- **Record list**:
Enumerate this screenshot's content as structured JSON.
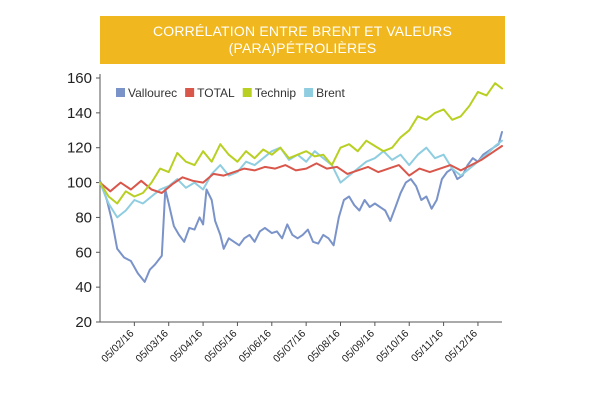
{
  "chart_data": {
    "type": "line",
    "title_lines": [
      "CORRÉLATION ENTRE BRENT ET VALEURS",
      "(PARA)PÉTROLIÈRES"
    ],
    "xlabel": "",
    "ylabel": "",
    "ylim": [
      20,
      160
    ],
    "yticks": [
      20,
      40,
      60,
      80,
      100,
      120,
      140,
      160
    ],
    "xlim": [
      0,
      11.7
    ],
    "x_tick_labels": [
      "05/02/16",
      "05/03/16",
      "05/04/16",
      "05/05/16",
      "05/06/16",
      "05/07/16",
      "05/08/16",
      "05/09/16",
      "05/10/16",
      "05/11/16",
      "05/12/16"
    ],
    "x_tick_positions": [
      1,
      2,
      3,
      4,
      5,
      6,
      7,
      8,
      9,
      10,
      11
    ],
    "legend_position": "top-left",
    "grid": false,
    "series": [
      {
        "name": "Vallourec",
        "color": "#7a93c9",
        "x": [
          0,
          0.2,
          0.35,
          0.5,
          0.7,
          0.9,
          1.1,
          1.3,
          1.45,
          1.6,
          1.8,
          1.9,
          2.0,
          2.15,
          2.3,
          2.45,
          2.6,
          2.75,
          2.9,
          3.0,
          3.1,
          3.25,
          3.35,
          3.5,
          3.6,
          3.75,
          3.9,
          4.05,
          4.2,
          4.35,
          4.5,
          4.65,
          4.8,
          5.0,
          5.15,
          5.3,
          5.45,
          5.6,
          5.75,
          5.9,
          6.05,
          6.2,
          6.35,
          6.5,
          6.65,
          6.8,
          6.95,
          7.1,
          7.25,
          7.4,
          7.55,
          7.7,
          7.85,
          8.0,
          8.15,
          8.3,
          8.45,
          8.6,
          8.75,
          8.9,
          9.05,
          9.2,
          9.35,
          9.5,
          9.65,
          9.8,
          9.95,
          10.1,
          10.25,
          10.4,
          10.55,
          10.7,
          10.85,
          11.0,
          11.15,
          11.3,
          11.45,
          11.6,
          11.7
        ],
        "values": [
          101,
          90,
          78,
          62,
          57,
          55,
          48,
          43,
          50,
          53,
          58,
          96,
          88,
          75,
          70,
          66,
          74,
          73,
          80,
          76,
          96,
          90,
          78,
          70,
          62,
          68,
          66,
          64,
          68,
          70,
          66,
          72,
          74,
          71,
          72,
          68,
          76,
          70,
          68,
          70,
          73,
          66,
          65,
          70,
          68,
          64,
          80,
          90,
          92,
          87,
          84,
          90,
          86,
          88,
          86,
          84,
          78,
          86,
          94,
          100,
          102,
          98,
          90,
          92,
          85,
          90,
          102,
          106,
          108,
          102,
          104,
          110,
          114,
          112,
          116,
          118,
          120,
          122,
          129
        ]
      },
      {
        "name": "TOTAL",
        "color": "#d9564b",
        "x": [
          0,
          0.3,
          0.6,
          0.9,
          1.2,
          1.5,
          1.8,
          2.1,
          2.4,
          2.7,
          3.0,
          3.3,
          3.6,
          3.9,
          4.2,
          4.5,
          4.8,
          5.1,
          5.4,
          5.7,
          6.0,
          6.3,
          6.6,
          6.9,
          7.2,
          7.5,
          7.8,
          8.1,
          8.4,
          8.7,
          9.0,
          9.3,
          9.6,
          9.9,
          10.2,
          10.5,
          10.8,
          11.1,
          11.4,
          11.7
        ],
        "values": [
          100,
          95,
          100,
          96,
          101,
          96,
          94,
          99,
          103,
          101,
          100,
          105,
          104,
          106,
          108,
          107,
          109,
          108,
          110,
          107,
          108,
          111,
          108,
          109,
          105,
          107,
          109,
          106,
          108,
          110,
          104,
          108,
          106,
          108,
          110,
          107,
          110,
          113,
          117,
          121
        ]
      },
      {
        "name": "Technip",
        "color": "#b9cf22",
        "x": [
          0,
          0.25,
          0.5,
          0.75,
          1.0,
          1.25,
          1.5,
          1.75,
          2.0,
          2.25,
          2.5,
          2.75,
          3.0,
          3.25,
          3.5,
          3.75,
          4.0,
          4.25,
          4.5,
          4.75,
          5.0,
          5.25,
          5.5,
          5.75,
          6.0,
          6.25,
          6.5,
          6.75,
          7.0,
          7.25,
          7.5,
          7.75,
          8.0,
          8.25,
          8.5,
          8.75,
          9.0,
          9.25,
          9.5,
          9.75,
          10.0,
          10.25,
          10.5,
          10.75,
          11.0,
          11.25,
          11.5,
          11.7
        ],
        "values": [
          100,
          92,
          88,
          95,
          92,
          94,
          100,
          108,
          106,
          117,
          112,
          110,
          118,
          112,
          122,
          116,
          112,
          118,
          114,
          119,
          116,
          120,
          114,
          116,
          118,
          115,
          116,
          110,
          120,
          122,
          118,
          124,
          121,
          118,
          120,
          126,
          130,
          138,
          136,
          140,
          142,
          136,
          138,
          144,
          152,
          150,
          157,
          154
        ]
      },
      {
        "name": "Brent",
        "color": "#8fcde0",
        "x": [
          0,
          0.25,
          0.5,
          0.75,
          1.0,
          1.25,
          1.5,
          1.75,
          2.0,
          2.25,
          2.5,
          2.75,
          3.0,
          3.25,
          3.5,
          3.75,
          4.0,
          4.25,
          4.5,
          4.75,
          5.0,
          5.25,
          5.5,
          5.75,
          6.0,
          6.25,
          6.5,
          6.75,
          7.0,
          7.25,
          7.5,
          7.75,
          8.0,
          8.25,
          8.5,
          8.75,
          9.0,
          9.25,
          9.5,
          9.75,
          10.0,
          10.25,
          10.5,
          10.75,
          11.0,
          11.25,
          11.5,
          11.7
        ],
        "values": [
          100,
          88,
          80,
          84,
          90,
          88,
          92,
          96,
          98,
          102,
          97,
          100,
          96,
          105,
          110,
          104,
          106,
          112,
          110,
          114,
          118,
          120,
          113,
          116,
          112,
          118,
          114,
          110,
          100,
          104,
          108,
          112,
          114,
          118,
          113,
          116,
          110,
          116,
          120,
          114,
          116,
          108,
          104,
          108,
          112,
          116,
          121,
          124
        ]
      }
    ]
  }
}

- **Challenge**: Restate the data above word for word. Do not include the images.

- **Task answer**:
Enumerate this screenshot's content as structured JSON.
{
  "chart_data": {
    "type": "line",
    "title_lines": [
      "CORRÉLATION ENTRE BRENT ET VALEURS",
      "(PARA)PÉTROLIÈRES"
    ],
    "xlabel": "",
    "ylabel": "",
    "ylim": [
      20,
      160
    ],
    "yticks": [
      20,
      40,
      60,
      80,
      100,
      120,
      140,
      160
    ],
    "xlim": [
      0,
      11.7
    ],
    "x_tick_labels": [
      "05/02/16",
      "05/03/16",
      "05/04/16",
      "05/05/16",
      "05/06/16",
      "05/07/16",
      "05/08/16",
      "05/09/16",
      "05/10/16",
      "05/11/16",
      "05/12/16"
    ],
    "x_tick_positions": [
      1,
      2,
      3,
      4,
      5,
      6,
      7,
      8,
      9,
      10,
      11
    ],
    "legend_position": "top-left",
    "grid": false,
    "series": [
      {
        "name": "Vallourec",
        "color": "#7a93c9",
        "x": [
          0,
          0.2,
          0.35,
          0.5,
          0.7,
          0.9,
          1.1,
          1.3,
          1.45,
          1.6,
          1.8,
          1.9,
          2.0,
          2.15,
          2.3,
          2.45,
          2.6,
          2.75,
          2.9,
          3.0,
          3.1,
          3.25,
          3.35,
          3.5,
          3.6,
          3.75,
          3.9,
          4.05,
          4.2,
          4.35,
          4.5,
          4.65,
          4.8,
          5.0,
          5.15,
          5.3,
          5.45,
          5.6,
          5.75,
          5.9,
          6.05,
          6.2,
          6.35,
          6.5,
          6.65,
          6.8,
          6.95,
          7.1,
          7.25,
          7.4,
          7.55,
          7.7,
          7.85,
          8.0,
          8.15,
          8.3,
          8.45,
          8.6,
          8.75,
          8.9,
          9.05,
          9.2,
          9.35,
          9.5,
          9.65,
          9.8,
          9.95,
          10.1,
          10.25,
          10.4,
          10.55,
          10.7,
          10.85,
          11.0,
          11.15,
          11.3,
          11.45,
          11.6,
          11.7
        ],
        "values": [
          101,
          90,
          78,
          62,
          57,
          55,
          48,
          43,
          50,
          53,
          58,
          96,
          88,
          75,
          70,
          66,
          74,
          73,
          80,
          76,
          96,
          90,
          78,
          70,
          62,
          68,
          66,
          64,
          68,
          70,
          66,
          72,
          74,
          71,
          72,
          68,
          76,
          70,
          68,
          70,
          73,
          66,
          65,
          70,
          68,
          64,
          80,
          90,
          92,
          87,
          84,
          90,
          86,
          88,
          86,
          84,
          78,
          86,
          94,
          100,
          102,
          98,
          90,
          92,
          85,
          90,
          102,
          106,
          108,
          102,
          104,
          110,
          114,
          112,
          116,
          118,
          120,
          122,
          129
        ]
      },
      {
        "name": "TOTAL",
        "color": "#d9564b",
        "x": [
          0,
          0.3,
          0.6,
          0.9,
          1.2,
          1.5,
          1.8,
          2.1,
          2.4,
          2.7,
          3.0,
          3.3,
          3.6,
          3.9,
          4.2,
          4.5,
          4.8,
          5.1,
          5.4,
          5.7,
          6.0,
          6.3,
          6.6,
          6.9,
          7.2,
          7.5,
          7.8,
          8.1,
          8.4,
          8.7,
          9.0,
          9.3,
          9.6,
          9.9,
          10.2,
          10.5,
          10.8,
          11.1,
          11.4,
          11.7
        ],
        "values": [
          100,
          95,
          100,
          96,
          101,
          96,
          94,
          99,
          103,
          101,
          100,
          105,
          104,
          106,
          108,
          107,
          109,
          108,
          110,
          107,
          108,
          111,
          108,
          109,
          105,
          107,
          109,
          106,
          108,
          110,
          104,
          108,
          106,
          108,
          110,
          107,
          110,
          113,
          117,
          121
        ]
      },
      {
        "name": "Technip",
        "color": "#b9cf22",
        "x": [
          0,
          0.25,
          0.5,
          0.75,
          1.0,
          1.25,
          1.5,
          1.75,
          2.0,
          2.25,
          2.5,
          2.75,
          3.0,
          3.25,
          3.5,
          3.75,
          4.0,
          4.25,
          4.5,
          4.75,
          5.0,
          5.25,
          5.5,
          5.75,
          6.0,
          6.25,
          6.5,
          6.75,
          7.0,
          7.25,
          7.5,
          7.75,
          8.0,
          8.25,
          8.5,
          8.75,
          9.0,
          9.25,
          9.5,
          9.75,
          10.0,
          10.25,
          10.5,
          10.75,
          11.0,
          11.25,
          11.5,
          11.7
        ],
        "values": [
          100,
          92,
          88,
          95,
          92,
          94,
          100,
          108,
          106,
          117,
          112,
          110,
          118,
          112,
          122,
          116,
          112,
          118,
          114,
          119,
          116,
          120,
          114,
          116,
          118,
          115,
          116,
          110,
          120,
          122,
          118,
          124,
          121,
          118,
          120,
          126,
          130,
          138,
          136,
          140,
          142,
          136,
          138,
          144,
          152,
          150,
          157,
          154
        ]
      },
      {
        "name": "Brent",
        "color": "#8fcde0",
        "x": [
          0,
          0.25,
          0.5,
          0.75,
          1.0,
          1.25,
          1.5,
          1.75,
          2.0,
          2.25,
          2.5,
          2.75,
          3.0,
          3.25,
          3.5,
          3.75,
          4.0,
          4.25,
          4.5,
          4.75,
          5.0,
          5.25,
          5.5,
          5.75,
          6.0,
          6.25,
          6.5,
          6.75,
          7.0,
          7.25,
          7.5,
          7.75,
          8.0,
          8.25,
          8.5,
          8.75,
          9.0,
          9.25,
          9.5,
          9.75,
          10.0,
          10.25,
          10.5,
          10.75,
          11.0,
          11.25,
          11.5,
          11.7
        ],
        "values": [
          100,
          88,
          80,
          84,
          90,
          88,
          92,
          96,
          98,
          102,
          97,
          100,
          96,
          105,
          110,
          104,
          106,
          112,
          110,
          114,
          118,
          120,
          113,
          116,
          112,
          118,
          114,
          110,
          100,
          104,
          108,
          112,
          114,
          118,
          113,
          116,
          110,
          116,
          120,
          114,
          116,
          108,
          104,
          108,
          112,
          116,
          121,
          124
        ]
      }
    ]
  }
}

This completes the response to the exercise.